*Given task*. Retype the records below exactly as they appear, but leave out any pictures.

+ + + + +

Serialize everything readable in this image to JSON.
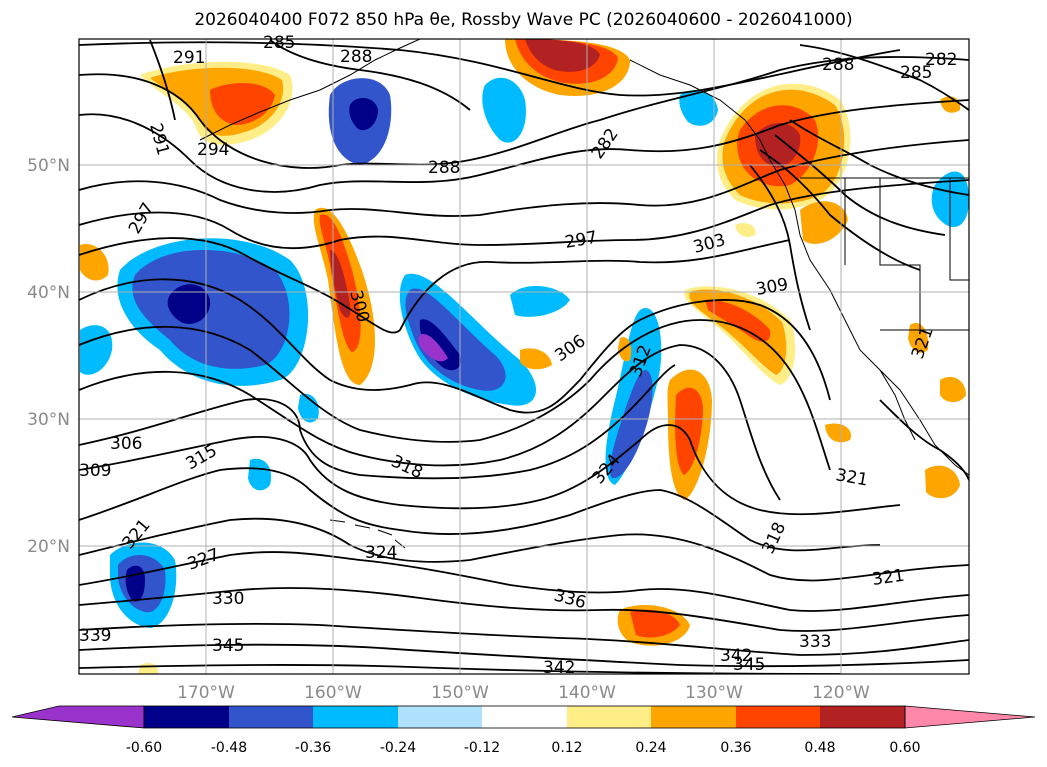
{
  "title": "2026040400 F072 850 hPa θe, Rossby Wave PC (2026040600 - 2026041000)",
  "lat_labels": [
    "50°N",
    "40°N",
    "30°N",
    "20°N"
  ],
  "lon_labels": [
    "170°W",
    "160°W",
    "150°W",
    "140°W",
    "130°W",
    "120°W"
  ],
  "contour_labels": [
    "291",
    "285",
    "288",
    "285",
    "282",
    "288",
    "291",
    "294",
    "288",
    "282",
    "297",
    "297",
    "303",
    "300",
    "309",
    "306",
    "312",
    "321",
    "306",
    "309",
    "315",
    "318",
    "324",
    "321",
    "318",
    "321",
    "321",
    "327",
    "324",
    "330",
    "336",
    "333",
    "339",
    "345",
    "342",
    "345",
    "342"
  ],
  "colorbar": {
    "colors": [
      "#9933cc",
      "#000088",
      "#3355cc",
      "#00bbff",
      "#b0e2ff",
      "#ffffff",
      "#ffee88",
      "#ffa500",
      "#ff4400",
      "#b22222",
      "#ff88aa"
    ],
    "ticks": [
      "-0.60",
      "-0.48",
      "-0.36",
      "-0.24",
      "-0.12",
      "0.12",
      "0.24",
      "0.36",
      "0.48",
      "0.60"
    ]
  },
  "colors": {
    "contour": "#000000",
    "coast": "#000000",
    "grid": "#b0b0b0",
    "tick_text": "#8a8a8a"
  }
}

+ + + + +

*Completed task*.
Serialize everything readable in this image to JSON.
{
  "title": "2026040400 F072 850 hPa θe, Rossby Wave PC (2026040600 - 2026041000)",
  "lat_labels": [
    "50°N",
    "40°N",
    "30°N",
    "20°N"
  ],
  "lon_labels": [
    "170°W",
    "160°W",
    "150°W",
    "140°W",
    "130°W",
    "120°W"
  ],
  "contour_labels": [
    "291",
    "285",
    "288",
    "285",
    "282",
    "288",
    "291",
    "294",
    "288",
    "282",
    "297",
    "297",
    "303",
    "300",
    "309",
    "306",
    "312",
    "321",
    "306",
    "309",
    "315",
    "318",
    "324",
    "321",
    "318",
    "321",
    "321",
    "327",
    "324",
    "330",
    "336",
    "333",
    "339",
    "345",
    "342",
    "345",
    "342"
  ],
  "colorbar": {
    "colors": [
      "#9933cc",
      "#000088",
      "#3355cc",
      "#00bbff",
      "#b0e2ff",
      "#ffffff",
      "#ffee88",
      "#ffa500",
      "#ff4400",
      "#b22222",
      "#ff88aa"
    ],
    "ticks": [
      "-0.60",
      "-0.48",
      "-0.36",
      "-0.24",
      "-0.12",
      "0.12",
      "0.24",
      "0.36",
      "0.48",
      "0.60"
    ]
  },
  "colors": {
    "contour": "#000000",
    "coast": "#000000",
    "grid": "#b0b0b0",
    "tick_text": "#8a8a8a"
  }
}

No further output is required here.